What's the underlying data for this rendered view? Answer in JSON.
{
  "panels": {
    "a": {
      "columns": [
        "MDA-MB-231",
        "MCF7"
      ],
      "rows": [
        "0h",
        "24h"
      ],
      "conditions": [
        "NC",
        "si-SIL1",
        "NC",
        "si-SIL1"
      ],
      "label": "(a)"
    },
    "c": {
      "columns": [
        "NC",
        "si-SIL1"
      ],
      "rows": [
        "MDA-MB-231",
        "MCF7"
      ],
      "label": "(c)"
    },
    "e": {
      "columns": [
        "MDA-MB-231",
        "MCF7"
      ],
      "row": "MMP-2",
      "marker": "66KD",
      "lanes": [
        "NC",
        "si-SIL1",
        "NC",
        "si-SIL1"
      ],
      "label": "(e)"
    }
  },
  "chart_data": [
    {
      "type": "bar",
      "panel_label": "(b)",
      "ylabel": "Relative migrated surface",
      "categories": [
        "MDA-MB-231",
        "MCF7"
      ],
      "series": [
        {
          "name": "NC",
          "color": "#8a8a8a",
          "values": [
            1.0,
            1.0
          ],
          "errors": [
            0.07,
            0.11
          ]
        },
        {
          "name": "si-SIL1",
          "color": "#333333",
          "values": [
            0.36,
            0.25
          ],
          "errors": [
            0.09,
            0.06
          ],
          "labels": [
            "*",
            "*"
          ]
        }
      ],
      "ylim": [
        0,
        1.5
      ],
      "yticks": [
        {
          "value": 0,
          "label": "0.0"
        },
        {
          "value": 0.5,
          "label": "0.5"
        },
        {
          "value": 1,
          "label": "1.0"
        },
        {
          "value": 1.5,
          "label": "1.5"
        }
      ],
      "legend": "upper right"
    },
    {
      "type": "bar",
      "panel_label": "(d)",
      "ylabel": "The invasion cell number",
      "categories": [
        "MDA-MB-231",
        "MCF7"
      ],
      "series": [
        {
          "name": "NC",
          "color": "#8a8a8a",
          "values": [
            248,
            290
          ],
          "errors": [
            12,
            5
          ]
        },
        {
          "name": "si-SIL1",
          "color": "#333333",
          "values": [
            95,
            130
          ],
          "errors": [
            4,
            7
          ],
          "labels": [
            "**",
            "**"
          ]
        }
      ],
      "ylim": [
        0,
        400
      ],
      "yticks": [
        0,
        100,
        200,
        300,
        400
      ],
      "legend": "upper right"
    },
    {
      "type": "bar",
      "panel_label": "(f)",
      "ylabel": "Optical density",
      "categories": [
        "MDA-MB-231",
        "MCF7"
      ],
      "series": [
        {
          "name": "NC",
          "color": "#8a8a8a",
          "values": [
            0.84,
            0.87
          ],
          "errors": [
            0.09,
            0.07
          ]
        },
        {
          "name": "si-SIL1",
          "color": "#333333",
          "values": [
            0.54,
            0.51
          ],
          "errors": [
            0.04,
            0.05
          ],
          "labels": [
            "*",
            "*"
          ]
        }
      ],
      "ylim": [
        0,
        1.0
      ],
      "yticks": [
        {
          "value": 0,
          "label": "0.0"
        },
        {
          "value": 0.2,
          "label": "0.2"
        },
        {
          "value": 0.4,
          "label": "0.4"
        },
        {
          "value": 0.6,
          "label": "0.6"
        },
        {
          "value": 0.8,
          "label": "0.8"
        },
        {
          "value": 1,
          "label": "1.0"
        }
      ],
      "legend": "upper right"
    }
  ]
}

........

**What is asked**
Go over the records above and tally each line that includes "ylabel". Give the total by itself.

**Result of this task**
3